▶ [Written instruction]: Rewrite the records in the stretch from the line containing "Give me the" through the line containing "label-text: Drop an [90, 359, 142, 373]", putting "match-highlight" in place of "search-highlight" and leaving everything else unchanged.

▶ [Source records]:
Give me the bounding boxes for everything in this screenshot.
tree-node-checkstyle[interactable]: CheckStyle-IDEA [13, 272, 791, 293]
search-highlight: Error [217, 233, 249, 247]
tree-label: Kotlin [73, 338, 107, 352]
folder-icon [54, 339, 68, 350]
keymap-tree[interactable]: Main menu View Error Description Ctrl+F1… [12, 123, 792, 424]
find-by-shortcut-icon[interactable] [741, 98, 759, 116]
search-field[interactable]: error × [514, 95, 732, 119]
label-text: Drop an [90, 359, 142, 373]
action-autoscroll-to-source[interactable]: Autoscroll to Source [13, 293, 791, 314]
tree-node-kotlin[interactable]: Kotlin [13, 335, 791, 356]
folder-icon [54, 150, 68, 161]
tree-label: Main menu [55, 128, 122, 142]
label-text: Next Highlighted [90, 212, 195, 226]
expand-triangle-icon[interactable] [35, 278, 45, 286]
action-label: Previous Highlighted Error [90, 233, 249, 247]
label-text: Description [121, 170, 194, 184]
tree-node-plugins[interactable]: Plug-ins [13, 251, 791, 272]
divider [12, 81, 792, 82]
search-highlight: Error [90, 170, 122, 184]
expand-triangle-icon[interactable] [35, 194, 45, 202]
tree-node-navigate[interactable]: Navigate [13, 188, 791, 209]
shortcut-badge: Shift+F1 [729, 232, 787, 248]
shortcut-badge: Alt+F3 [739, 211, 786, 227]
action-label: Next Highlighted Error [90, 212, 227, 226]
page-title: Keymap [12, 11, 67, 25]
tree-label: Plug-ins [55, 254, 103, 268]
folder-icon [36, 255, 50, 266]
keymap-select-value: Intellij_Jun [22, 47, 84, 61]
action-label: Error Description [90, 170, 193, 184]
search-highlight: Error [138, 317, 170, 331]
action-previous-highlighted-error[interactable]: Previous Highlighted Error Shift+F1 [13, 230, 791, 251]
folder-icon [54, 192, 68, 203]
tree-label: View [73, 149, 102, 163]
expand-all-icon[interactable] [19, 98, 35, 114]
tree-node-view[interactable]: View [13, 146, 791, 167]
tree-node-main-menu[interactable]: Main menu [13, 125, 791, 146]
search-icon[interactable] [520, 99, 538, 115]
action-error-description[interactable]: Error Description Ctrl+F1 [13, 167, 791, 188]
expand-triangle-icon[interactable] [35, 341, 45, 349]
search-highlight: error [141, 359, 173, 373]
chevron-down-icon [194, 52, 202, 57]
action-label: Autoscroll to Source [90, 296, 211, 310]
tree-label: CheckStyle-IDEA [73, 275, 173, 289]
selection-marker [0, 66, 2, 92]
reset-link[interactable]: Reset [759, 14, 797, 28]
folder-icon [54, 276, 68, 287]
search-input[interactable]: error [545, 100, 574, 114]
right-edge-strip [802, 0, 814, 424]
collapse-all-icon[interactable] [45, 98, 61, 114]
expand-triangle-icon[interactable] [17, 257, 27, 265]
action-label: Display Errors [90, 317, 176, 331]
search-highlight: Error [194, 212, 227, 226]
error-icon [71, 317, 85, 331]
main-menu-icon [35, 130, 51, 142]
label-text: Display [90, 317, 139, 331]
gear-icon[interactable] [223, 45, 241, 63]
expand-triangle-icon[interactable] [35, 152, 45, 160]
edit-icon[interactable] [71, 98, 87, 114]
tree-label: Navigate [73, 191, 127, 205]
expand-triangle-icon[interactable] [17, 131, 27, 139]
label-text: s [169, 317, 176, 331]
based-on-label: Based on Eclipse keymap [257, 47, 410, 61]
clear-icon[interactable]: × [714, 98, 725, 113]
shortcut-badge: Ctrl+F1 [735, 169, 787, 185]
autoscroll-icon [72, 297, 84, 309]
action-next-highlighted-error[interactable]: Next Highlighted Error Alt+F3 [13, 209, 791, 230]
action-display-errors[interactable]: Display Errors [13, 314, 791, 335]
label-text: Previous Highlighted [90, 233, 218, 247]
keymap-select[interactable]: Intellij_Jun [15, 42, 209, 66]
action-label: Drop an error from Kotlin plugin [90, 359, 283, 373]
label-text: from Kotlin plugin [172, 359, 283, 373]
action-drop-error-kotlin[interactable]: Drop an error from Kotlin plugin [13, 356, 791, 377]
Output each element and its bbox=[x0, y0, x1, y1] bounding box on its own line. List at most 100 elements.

--

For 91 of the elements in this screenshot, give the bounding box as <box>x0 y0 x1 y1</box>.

▶ [Expected answer]:
Give me the bounding boxes for everything in this screenshot.
tree-node-checkstyle[interactable]: CheckStyle-IDEA [13, 272, 791, 293]
match-highlight: Error [217, 233, 249, 247]
tree-label: Kotlin [73, 338, 107, 352]
folder-icon [54, 339, 68, 350]
keymap-tree[interactable]: Main menu View Error Description Ctrl+F1… [12, 123, 792, 424]
find-by-shortcut-icon[interactable] [741, 98, 759, 116]
search-field[interactable]: error × [514, 95, 732, 119]
label-text: Drop an [90, 359, 142, 373]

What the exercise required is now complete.